Goal:
Condense the paragraph starting "The suggestions that follow" in the stock-picking article below into a short bulleted list that keeps its main points.

Extract:
begin
Taking Stock: How to choose which companies to invest in

Dr. Clemen Chiang
Dr. Clemen Chiang

A banker in a famous 19th century French novel made a killing buying bonds and shares based on his wife’s dreams. “I know the lucidity of your dreams,” he said. “So I secretly bought up all the Haitian bonds I could find and I made four hundred thousand francs on them.”

Dreams, gut feel or intuition are hardly part of the sound reasoning which guides those who choose which shares to buy. (The banker learned that the hard way when he went bankrupt toward the novel’s end.) That said, this article offers some suggestions for choosing which companies to invest in when purchasing stocks, particularly in the Singapore Exchange.

The suggestions that follow are not one-size-fits-all — the kinds of companies you choose will depend largely on what kind of investor you are. This not only encompasses your age and purchasing power, but also your personality — are you the type of investor who likes to take risks or play it safe on the bourse?
end
Listed records:
begin
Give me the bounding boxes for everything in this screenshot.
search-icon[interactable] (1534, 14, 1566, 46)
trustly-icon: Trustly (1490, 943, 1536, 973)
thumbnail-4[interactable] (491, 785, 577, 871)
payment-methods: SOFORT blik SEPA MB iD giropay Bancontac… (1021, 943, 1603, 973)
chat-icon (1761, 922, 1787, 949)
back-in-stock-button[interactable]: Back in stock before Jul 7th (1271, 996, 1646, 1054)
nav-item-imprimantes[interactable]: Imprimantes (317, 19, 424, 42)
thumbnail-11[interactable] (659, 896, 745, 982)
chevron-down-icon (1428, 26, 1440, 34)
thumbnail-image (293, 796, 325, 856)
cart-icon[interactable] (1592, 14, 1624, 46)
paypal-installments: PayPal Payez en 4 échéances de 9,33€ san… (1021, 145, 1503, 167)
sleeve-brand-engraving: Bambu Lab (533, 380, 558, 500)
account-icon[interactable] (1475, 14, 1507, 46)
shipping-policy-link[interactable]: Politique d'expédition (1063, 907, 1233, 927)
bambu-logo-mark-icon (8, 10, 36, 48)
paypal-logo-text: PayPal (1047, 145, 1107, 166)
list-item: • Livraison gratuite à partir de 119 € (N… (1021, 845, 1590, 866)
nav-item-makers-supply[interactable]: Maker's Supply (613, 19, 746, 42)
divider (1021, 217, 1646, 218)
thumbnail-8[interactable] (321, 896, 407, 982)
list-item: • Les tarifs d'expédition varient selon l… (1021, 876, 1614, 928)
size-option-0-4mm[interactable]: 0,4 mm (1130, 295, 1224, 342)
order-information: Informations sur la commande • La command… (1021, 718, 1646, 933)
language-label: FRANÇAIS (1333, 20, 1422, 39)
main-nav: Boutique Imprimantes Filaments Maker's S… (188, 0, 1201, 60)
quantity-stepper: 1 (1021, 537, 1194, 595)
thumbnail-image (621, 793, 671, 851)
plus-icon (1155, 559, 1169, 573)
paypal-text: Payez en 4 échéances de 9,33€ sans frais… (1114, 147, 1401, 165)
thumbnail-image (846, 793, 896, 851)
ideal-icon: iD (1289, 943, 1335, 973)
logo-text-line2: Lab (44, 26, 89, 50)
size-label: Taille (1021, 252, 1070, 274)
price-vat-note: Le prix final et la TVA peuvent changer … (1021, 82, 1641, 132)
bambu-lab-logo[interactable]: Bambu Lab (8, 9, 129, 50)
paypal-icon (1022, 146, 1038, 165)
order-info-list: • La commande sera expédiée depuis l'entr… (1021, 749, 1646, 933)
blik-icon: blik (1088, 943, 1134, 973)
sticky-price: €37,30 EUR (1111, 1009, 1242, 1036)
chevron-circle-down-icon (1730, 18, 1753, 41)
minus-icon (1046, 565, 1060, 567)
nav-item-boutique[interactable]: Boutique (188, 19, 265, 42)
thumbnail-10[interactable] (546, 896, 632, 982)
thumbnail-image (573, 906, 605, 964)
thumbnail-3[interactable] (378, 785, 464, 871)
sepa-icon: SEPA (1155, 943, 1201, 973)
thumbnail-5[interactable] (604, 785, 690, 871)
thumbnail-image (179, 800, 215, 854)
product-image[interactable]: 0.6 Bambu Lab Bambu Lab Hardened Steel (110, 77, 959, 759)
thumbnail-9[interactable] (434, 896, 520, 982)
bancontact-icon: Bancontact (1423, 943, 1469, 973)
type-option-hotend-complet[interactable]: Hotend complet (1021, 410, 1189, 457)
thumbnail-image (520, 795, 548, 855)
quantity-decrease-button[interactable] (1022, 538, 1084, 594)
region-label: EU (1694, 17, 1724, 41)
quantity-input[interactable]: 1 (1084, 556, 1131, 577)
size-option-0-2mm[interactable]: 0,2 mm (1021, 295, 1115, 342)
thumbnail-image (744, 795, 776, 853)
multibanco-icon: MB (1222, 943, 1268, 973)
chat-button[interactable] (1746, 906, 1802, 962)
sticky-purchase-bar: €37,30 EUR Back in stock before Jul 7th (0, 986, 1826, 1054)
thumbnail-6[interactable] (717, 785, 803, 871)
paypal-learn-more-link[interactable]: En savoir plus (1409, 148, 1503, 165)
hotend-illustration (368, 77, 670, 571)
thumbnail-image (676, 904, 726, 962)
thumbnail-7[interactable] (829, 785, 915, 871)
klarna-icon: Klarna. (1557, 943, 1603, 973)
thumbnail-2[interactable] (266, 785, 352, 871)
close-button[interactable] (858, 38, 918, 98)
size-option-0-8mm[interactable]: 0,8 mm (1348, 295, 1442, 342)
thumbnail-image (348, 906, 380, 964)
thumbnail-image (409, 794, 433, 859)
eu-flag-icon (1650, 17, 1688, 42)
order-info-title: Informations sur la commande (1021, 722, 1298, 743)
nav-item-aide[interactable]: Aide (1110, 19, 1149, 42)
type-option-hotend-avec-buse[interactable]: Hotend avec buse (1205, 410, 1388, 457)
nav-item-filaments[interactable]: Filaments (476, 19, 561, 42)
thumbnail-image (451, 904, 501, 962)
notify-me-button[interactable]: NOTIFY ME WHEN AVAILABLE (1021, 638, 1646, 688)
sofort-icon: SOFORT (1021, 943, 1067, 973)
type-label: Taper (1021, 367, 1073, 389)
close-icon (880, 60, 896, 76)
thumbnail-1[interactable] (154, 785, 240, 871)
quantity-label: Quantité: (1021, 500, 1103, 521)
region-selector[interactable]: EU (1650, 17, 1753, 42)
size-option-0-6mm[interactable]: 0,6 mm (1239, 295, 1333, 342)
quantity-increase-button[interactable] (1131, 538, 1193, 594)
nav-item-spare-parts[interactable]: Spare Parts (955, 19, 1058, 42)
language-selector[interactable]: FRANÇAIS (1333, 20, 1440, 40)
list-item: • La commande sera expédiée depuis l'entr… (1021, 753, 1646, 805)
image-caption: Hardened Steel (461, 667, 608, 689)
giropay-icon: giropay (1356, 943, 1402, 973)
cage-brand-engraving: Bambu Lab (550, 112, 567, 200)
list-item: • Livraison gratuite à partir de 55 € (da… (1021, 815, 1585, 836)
end
Solved exercise:
- The suggestions are not one-size-fits-all.
- Which companies you choose depends largely on what kind of investor you are.
- That includes your age and purchasing power.
- It also includes your personality: whether you like to take risks or play it safe on the bourse.